(SUPPLIED RECORDS)
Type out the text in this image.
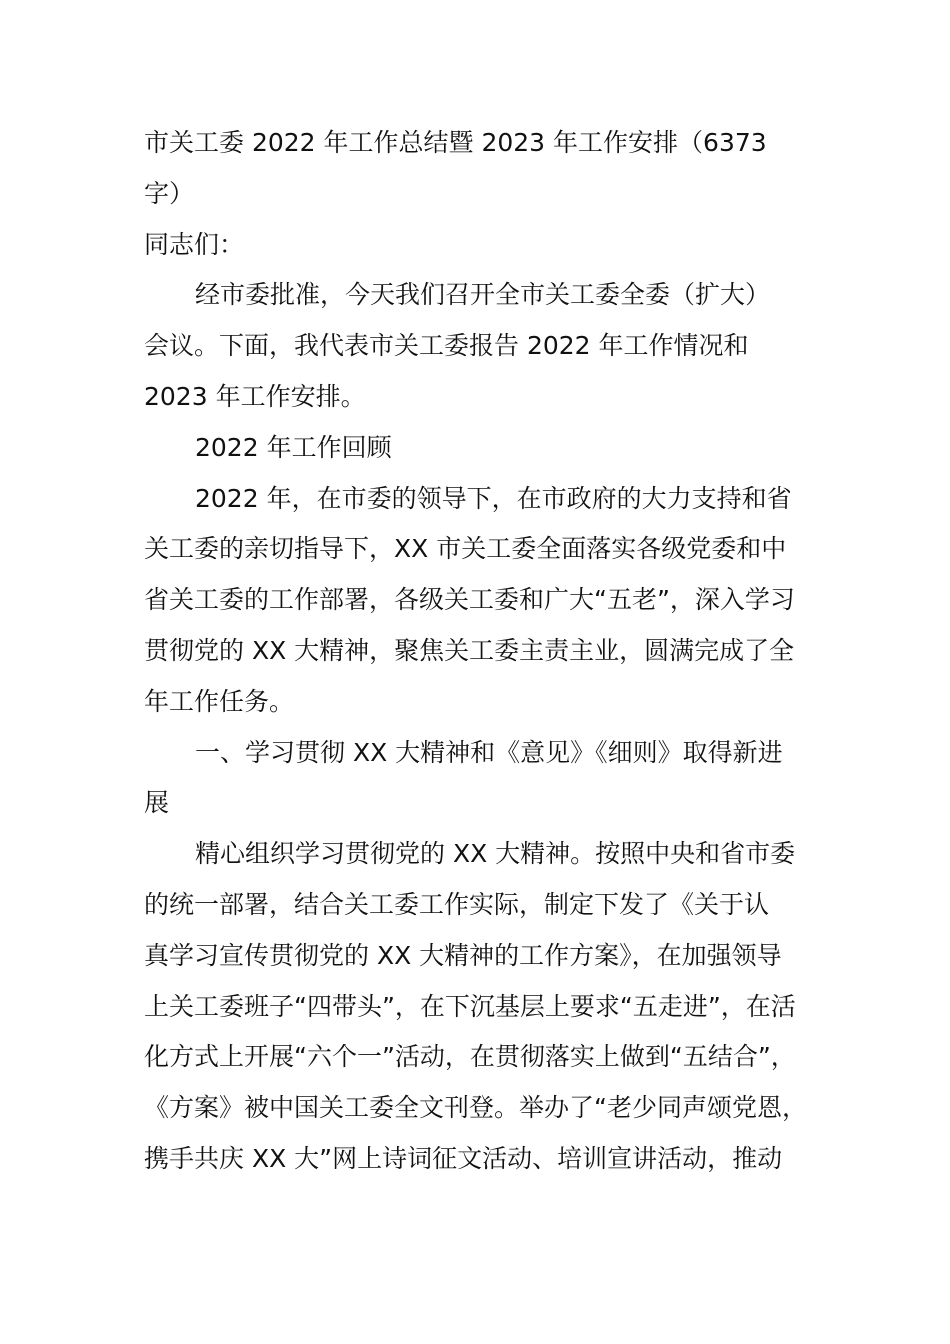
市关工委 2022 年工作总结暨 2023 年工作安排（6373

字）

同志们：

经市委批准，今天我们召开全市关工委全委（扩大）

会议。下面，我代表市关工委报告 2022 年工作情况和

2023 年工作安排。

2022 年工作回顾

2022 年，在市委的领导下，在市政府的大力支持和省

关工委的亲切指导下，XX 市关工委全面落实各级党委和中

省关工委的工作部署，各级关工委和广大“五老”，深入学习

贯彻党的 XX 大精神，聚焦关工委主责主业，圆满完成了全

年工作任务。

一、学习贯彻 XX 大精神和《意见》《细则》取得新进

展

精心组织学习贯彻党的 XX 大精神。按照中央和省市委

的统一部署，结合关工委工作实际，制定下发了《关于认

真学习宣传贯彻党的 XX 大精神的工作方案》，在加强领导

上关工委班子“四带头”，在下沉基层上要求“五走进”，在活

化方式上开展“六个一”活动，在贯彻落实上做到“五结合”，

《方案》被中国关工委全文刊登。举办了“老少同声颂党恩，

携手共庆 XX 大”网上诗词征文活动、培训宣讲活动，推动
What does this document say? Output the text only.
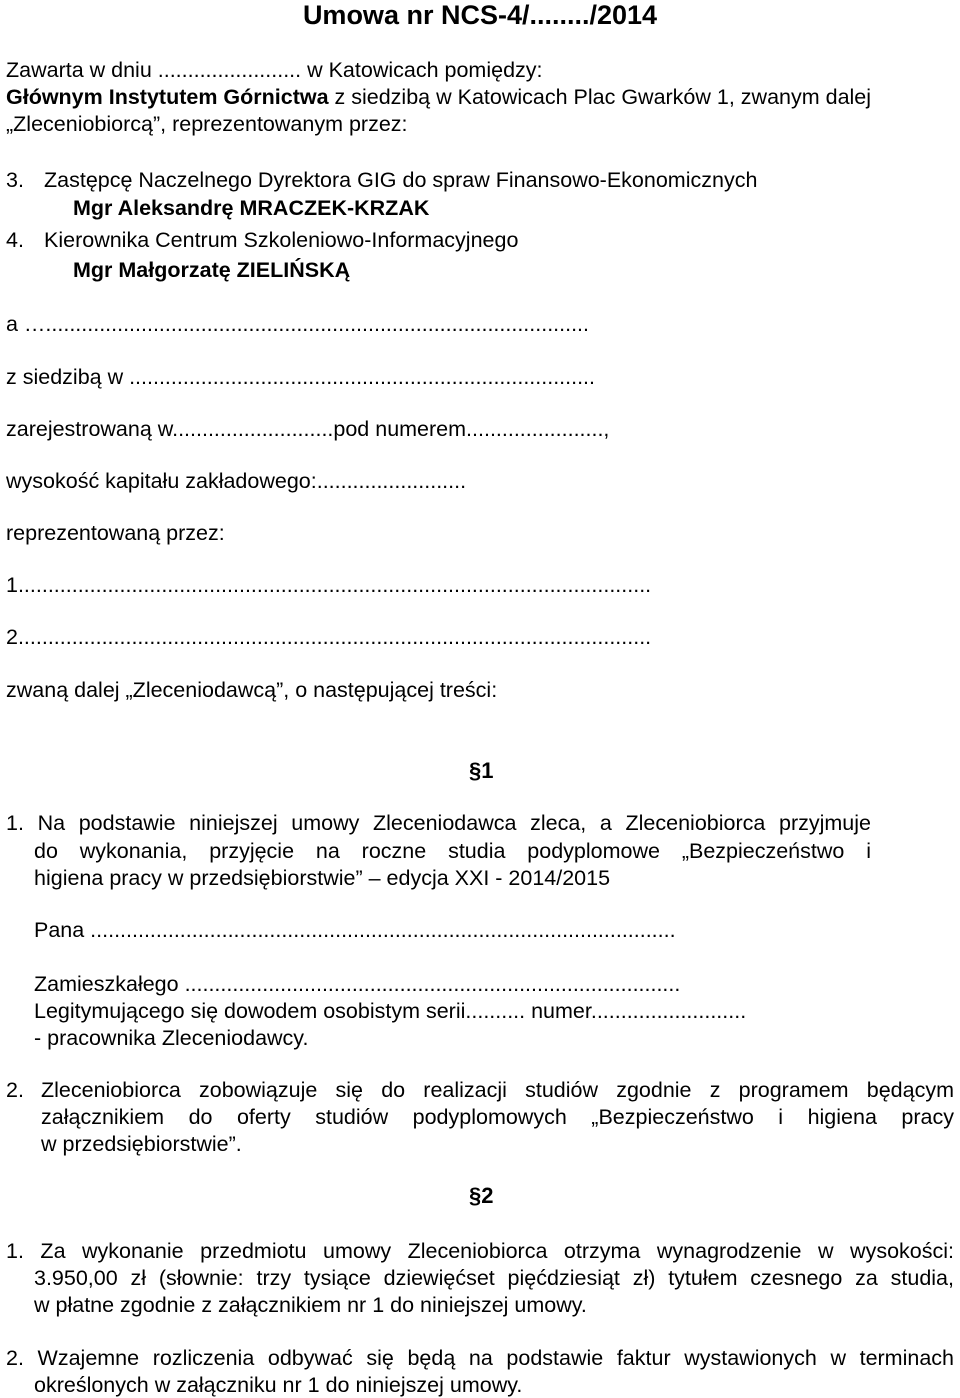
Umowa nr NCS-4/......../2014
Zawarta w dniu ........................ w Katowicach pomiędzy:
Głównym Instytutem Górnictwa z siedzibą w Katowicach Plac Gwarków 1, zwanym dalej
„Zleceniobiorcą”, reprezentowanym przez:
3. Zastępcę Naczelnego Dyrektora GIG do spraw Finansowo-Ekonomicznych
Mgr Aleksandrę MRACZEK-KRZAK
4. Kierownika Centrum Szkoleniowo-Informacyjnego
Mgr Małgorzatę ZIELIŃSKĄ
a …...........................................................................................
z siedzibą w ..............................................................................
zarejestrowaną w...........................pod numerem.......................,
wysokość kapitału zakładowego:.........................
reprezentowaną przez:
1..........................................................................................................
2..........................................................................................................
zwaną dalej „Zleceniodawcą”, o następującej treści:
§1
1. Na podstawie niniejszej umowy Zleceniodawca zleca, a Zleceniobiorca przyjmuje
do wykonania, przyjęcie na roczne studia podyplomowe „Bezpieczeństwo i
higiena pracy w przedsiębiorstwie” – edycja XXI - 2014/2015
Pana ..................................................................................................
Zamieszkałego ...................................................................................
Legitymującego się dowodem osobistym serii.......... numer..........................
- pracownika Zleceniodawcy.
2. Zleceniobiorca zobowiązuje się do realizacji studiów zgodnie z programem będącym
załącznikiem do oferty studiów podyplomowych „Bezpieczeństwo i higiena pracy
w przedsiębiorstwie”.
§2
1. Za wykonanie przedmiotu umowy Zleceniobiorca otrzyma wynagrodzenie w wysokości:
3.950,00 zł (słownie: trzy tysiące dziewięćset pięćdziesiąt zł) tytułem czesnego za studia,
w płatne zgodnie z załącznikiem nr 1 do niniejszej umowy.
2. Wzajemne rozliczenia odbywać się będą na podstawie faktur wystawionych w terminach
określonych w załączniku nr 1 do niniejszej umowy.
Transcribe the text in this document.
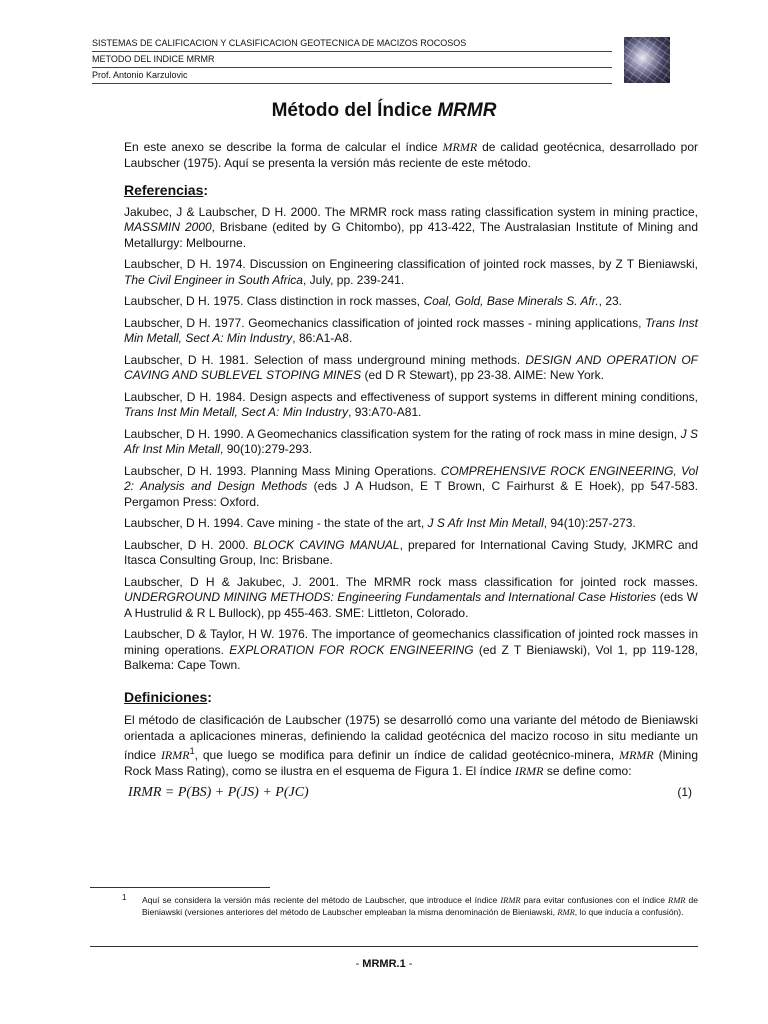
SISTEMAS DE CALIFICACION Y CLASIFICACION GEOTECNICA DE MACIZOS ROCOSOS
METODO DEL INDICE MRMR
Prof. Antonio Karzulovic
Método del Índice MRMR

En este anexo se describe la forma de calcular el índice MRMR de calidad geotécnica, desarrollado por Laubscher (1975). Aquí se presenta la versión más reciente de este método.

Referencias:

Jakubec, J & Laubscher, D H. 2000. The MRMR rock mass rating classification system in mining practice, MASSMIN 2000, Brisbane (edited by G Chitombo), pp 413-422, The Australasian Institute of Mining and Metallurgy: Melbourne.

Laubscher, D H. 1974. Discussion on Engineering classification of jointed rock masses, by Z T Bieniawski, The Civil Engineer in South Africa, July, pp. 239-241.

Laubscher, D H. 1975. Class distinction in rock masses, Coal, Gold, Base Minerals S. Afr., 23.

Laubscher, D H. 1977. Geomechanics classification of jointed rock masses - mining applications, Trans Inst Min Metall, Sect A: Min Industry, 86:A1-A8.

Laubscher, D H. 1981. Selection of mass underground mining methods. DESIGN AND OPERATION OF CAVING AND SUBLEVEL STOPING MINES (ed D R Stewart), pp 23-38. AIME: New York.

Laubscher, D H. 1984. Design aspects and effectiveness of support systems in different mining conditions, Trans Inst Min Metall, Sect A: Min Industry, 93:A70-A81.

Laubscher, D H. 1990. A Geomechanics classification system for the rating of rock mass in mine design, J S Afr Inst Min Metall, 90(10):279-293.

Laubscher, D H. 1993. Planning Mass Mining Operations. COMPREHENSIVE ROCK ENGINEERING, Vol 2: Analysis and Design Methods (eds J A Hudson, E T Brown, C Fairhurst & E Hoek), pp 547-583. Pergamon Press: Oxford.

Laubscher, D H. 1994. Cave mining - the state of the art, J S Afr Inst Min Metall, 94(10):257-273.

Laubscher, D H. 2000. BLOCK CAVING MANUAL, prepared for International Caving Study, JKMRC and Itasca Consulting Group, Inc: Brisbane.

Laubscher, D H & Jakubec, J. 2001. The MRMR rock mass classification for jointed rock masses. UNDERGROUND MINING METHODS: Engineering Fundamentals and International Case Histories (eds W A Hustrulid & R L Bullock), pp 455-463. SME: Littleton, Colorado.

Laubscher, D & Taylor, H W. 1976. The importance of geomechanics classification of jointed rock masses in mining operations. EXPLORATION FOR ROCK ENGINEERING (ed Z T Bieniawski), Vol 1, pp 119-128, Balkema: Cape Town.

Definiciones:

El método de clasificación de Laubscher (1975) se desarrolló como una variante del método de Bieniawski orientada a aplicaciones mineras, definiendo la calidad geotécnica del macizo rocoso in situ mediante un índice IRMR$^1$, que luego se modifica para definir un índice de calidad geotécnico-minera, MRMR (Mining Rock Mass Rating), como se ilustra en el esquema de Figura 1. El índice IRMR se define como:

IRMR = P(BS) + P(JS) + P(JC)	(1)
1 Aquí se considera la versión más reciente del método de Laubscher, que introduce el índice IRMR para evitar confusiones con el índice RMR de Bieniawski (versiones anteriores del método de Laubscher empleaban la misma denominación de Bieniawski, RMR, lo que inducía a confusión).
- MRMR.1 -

(REQUIRED TASK)
Look through the entries above and count each line holding "podstawie"; report the count alone.

(THE SOLUTION)
2